Given entries:
################

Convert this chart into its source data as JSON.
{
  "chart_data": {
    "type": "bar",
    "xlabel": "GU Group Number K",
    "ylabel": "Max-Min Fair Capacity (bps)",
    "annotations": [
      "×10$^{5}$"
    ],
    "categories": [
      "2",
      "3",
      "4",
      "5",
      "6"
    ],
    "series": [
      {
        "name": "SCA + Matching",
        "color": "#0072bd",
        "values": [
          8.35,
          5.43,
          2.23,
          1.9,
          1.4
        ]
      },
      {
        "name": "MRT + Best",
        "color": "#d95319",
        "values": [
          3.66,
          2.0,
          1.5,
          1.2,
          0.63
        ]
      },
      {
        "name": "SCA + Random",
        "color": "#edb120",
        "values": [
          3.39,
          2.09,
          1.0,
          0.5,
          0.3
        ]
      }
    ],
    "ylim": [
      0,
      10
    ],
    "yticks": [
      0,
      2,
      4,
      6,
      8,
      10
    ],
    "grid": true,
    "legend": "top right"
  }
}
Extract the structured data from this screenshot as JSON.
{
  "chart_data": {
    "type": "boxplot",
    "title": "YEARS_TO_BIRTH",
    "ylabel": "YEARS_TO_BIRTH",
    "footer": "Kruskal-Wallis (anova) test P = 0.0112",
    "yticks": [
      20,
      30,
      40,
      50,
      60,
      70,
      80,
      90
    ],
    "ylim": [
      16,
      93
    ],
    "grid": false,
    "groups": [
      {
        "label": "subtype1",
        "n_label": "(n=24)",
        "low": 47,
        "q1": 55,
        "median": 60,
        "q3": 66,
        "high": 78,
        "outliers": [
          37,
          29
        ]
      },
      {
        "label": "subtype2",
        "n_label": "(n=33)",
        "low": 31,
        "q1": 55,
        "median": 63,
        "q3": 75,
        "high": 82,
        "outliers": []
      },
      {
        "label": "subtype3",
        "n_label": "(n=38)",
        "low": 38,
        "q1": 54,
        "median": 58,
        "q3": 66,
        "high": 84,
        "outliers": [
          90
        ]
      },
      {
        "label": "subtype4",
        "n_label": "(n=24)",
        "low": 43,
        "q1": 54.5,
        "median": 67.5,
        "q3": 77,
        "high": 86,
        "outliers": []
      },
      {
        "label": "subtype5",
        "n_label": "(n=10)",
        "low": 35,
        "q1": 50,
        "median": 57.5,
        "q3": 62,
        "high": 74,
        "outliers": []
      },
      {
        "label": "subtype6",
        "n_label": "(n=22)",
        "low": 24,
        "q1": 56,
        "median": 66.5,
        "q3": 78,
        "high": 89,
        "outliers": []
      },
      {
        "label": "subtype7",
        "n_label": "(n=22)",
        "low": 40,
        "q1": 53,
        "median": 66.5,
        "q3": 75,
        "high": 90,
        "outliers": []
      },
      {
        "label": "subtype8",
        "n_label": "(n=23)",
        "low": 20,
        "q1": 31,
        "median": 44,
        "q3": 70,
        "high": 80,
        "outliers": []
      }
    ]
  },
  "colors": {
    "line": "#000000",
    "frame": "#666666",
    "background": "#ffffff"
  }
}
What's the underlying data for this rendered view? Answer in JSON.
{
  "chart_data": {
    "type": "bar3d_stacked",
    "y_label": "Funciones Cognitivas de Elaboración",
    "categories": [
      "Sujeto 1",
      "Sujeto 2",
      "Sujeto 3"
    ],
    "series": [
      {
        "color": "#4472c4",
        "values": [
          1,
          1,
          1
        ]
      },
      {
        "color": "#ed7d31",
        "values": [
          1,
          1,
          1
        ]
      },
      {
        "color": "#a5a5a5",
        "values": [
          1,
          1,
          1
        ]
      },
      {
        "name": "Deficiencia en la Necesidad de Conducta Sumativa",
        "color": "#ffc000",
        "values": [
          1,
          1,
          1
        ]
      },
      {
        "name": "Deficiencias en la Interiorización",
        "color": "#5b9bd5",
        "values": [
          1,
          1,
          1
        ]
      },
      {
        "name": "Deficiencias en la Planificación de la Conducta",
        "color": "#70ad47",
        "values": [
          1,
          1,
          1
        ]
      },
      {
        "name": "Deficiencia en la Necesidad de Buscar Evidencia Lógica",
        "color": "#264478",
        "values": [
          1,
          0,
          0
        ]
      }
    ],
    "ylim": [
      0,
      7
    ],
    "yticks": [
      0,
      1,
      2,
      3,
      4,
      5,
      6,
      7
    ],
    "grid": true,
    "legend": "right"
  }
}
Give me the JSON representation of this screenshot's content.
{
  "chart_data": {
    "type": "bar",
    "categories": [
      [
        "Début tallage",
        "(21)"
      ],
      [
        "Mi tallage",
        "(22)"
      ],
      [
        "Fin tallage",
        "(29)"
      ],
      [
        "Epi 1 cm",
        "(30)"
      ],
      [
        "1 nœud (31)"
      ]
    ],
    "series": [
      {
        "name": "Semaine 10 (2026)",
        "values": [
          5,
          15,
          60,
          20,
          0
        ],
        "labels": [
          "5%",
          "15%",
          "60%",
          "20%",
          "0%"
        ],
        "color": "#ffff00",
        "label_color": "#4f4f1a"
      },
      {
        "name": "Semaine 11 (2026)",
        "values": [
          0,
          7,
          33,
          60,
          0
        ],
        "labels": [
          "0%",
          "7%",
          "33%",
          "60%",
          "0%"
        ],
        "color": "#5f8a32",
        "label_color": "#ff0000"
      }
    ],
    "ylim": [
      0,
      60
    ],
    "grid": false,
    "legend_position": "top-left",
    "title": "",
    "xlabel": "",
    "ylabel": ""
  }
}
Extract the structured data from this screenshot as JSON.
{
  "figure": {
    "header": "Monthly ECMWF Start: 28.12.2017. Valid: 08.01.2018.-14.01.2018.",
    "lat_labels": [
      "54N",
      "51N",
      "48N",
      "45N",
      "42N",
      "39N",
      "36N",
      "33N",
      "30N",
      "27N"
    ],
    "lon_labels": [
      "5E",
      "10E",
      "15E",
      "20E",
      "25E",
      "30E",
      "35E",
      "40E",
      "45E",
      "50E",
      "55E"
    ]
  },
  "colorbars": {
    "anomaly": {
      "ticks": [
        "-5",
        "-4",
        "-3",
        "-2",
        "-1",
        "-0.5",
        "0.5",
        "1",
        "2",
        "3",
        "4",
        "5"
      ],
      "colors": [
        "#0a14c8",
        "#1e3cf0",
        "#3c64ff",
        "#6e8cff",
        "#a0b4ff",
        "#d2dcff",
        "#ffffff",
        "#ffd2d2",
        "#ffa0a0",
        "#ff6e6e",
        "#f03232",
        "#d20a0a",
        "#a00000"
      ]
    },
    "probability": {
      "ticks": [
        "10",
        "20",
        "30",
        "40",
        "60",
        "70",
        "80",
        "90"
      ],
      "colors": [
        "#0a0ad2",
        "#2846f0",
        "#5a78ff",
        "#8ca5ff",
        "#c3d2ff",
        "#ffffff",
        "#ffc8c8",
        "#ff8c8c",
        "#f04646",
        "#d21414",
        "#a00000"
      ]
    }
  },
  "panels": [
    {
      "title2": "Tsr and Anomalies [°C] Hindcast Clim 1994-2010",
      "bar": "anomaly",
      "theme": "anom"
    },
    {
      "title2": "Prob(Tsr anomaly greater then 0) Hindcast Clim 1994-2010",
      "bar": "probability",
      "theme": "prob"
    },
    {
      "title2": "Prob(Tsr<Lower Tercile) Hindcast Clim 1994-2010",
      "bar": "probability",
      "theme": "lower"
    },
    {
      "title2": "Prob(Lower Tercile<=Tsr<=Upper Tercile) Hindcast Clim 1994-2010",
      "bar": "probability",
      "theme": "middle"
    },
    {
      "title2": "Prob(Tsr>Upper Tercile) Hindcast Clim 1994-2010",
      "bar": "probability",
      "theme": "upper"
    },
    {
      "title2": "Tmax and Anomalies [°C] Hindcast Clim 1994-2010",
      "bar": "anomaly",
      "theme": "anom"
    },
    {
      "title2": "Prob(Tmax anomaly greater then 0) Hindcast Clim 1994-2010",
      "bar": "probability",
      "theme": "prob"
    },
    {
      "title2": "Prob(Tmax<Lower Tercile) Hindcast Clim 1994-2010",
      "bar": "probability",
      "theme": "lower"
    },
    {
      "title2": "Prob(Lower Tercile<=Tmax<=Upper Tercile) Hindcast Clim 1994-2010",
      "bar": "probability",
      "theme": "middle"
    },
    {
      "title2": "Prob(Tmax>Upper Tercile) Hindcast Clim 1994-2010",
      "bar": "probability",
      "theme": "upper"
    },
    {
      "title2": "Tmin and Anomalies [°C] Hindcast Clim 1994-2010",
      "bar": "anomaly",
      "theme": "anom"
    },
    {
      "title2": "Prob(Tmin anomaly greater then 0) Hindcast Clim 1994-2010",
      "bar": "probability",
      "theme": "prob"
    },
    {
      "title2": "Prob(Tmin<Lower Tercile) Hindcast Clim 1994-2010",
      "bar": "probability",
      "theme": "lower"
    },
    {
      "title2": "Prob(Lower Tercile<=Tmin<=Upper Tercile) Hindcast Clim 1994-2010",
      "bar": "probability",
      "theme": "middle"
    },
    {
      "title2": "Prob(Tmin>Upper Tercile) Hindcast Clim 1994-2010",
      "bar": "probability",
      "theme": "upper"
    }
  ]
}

################

Given problem: Return every line containing "Anomalies".

Solution to this problem:
      "title2": "Tsr and Anomalies [°C] Hindcast Clim 1994-2010",
      "title2": "Tmax and Anomalies [°C] Hindcast Clim 1994-2010",
      "title2": "Tmin and Anomalies [°C] Hindcast Clim 1994-2010",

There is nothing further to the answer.